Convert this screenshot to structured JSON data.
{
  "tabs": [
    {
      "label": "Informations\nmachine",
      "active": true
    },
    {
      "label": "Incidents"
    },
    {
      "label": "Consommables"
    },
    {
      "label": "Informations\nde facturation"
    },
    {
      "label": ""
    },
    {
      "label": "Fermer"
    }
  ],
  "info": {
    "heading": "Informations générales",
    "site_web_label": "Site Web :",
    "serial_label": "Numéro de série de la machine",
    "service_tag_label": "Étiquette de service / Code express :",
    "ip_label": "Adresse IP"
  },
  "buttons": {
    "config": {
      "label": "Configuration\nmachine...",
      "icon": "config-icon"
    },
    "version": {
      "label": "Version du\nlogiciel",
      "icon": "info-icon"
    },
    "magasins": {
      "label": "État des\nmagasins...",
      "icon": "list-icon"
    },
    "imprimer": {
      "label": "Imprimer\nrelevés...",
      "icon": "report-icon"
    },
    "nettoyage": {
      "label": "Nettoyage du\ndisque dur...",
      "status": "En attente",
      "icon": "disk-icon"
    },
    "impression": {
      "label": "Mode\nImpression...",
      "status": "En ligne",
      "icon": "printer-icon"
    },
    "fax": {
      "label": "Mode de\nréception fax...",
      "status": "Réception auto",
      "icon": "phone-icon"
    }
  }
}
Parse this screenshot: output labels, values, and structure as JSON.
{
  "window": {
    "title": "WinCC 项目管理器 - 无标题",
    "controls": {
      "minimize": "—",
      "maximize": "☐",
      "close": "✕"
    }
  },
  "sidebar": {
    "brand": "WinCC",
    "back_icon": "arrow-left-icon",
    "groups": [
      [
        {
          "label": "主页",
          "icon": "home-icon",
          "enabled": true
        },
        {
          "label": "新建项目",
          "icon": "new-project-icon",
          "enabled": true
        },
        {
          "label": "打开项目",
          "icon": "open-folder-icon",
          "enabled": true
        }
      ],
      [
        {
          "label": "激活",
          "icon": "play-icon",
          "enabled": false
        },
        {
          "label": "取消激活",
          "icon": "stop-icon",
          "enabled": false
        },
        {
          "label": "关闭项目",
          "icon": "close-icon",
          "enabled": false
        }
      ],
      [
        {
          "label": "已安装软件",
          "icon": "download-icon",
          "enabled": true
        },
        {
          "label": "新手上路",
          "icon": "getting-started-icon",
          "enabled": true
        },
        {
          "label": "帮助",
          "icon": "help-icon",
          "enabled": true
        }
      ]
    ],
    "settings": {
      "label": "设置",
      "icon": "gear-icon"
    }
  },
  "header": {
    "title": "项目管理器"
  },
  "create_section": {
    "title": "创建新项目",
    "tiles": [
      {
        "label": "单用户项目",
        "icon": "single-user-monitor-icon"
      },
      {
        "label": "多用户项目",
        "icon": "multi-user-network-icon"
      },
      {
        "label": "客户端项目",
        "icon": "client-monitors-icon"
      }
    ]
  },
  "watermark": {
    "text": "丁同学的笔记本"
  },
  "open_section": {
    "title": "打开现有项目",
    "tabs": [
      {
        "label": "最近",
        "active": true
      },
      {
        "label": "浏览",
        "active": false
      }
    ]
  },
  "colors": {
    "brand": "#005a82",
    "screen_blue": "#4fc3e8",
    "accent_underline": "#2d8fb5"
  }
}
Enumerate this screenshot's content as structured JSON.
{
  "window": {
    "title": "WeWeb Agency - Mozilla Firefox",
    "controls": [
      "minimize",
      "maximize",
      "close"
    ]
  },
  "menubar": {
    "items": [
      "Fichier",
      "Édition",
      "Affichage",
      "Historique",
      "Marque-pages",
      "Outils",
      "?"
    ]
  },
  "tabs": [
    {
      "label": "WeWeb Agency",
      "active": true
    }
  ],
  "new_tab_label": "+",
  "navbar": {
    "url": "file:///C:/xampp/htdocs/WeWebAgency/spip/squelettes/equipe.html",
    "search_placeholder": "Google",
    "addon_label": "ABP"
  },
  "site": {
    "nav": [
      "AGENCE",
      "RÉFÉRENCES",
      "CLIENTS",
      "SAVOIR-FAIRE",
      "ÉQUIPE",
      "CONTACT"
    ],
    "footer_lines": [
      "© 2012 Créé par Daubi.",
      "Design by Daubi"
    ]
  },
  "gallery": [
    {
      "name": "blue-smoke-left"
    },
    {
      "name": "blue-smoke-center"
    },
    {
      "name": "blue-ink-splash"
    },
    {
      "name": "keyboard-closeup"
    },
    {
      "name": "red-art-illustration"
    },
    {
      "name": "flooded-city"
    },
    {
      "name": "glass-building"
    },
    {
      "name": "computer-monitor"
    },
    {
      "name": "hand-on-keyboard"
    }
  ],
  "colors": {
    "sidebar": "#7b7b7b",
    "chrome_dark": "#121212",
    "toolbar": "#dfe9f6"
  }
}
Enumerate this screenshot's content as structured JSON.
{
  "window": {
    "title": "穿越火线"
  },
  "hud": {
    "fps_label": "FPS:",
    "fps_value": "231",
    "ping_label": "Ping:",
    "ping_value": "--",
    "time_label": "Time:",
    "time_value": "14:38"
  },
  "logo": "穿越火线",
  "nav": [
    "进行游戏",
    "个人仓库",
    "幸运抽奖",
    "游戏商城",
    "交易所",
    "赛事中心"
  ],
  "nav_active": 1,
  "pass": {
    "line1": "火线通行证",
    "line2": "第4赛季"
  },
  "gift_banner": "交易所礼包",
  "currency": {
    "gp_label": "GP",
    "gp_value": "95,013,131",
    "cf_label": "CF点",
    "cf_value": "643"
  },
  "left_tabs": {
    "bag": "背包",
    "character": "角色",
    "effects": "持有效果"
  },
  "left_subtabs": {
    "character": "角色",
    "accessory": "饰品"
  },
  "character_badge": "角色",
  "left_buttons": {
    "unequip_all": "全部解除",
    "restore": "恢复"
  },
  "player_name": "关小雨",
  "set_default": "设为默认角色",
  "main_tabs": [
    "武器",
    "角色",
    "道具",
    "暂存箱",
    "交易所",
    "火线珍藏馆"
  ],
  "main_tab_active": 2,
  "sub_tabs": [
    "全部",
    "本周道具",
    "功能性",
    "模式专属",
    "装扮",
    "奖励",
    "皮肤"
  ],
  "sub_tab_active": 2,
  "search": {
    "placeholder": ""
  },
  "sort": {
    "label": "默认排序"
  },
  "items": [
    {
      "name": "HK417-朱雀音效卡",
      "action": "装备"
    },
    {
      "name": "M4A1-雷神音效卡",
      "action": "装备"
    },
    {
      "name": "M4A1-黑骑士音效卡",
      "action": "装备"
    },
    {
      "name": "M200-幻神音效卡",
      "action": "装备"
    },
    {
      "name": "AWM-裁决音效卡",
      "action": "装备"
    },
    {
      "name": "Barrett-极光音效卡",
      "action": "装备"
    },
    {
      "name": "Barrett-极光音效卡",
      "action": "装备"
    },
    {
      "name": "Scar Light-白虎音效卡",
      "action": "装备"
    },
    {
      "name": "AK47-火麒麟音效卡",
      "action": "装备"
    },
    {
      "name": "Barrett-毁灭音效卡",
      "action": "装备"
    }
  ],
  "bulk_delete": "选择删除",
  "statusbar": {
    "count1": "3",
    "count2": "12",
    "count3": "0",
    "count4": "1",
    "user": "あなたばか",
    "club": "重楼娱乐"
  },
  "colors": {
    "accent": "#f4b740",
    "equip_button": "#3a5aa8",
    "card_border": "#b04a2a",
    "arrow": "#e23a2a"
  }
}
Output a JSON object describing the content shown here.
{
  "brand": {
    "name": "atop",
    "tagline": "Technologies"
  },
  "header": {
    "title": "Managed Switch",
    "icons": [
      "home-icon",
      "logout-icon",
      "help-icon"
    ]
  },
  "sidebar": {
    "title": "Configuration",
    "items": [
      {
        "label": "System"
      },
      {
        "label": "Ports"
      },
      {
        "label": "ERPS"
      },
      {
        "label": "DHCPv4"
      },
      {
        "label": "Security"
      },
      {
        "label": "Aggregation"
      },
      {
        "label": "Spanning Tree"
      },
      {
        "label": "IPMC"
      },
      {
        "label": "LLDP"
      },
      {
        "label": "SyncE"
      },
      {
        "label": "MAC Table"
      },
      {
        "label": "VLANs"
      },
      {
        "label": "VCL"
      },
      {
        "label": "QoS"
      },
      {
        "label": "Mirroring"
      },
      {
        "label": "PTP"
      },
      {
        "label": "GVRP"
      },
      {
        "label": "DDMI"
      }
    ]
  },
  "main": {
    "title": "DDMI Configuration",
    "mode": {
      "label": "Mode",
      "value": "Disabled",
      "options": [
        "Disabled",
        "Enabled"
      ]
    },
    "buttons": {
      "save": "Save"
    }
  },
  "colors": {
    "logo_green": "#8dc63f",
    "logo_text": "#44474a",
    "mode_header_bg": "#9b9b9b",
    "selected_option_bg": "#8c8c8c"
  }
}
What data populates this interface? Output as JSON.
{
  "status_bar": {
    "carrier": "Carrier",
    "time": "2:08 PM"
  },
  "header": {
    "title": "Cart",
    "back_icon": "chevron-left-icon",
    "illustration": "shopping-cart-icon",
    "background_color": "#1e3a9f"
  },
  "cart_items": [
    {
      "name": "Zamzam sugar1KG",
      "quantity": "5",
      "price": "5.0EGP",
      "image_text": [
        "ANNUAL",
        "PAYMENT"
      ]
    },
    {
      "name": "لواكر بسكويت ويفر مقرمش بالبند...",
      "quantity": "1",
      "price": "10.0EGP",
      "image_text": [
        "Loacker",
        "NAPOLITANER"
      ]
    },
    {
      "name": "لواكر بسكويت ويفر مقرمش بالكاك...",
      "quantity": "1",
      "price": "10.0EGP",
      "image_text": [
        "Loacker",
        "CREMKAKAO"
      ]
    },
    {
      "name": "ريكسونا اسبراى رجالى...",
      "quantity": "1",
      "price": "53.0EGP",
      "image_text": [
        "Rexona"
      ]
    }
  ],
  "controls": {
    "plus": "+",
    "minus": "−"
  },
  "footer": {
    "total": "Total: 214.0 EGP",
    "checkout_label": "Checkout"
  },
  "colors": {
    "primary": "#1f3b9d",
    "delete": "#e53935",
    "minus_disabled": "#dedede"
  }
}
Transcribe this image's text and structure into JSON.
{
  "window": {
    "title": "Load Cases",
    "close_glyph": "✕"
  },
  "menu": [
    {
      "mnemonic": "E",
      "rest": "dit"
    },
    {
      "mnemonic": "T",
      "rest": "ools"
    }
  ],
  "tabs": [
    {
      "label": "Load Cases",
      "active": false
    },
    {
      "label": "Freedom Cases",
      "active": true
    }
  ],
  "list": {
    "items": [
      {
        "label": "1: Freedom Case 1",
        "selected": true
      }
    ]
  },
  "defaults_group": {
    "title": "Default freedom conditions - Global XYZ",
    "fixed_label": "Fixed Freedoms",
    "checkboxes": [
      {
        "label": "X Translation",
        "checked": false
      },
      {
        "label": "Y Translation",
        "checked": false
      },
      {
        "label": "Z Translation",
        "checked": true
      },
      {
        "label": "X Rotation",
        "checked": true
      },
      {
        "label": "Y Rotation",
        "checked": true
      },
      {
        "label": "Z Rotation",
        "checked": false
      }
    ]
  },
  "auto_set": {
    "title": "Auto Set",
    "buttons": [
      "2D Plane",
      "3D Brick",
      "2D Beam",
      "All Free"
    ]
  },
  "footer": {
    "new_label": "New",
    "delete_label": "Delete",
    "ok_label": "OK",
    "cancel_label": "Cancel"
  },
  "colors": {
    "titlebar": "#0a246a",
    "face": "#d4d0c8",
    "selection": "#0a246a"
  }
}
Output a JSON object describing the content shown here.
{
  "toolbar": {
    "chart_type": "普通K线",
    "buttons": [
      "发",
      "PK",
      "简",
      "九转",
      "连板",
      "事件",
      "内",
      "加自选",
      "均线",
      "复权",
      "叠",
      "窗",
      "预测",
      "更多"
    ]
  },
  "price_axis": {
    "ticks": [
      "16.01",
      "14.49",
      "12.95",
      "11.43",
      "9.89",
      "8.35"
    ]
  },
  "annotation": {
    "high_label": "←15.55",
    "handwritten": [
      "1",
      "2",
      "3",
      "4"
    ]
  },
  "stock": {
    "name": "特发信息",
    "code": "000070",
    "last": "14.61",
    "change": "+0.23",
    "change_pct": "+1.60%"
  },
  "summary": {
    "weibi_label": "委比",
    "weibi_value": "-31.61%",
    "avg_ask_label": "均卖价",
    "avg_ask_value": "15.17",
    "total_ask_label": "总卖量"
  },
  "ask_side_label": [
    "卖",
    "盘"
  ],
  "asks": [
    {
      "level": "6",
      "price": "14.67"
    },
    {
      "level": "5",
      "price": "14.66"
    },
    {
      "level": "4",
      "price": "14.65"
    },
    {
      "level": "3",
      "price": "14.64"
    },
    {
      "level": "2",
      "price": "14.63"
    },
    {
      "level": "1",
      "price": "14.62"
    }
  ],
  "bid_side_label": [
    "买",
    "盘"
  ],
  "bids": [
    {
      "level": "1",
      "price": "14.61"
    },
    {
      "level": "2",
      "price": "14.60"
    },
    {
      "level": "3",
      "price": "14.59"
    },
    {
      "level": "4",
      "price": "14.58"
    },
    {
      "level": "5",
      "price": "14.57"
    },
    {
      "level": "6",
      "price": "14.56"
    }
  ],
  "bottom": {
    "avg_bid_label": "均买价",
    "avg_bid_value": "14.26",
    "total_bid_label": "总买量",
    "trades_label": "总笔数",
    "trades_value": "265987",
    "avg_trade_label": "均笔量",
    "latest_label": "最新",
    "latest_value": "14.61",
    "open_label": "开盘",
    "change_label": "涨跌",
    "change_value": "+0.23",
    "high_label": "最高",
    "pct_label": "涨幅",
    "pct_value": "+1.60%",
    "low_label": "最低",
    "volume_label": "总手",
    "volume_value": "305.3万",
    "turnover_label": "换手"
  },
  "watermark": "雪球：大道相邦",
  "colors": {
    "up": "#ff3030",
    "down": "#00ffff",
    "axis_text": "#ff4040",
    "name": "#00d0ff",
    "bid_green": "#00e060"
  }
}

────────

▶ PROBLEM TO WORK ON: Locate the word "لواكر" in the entries, and copy every line where it is found.

▶ SOLUTION:
      "name": "لواكر بسكويت ويفر مقرمش بالبند...",
      "name": "لواكر بسكويت ويفر مقرمش بالكاك...",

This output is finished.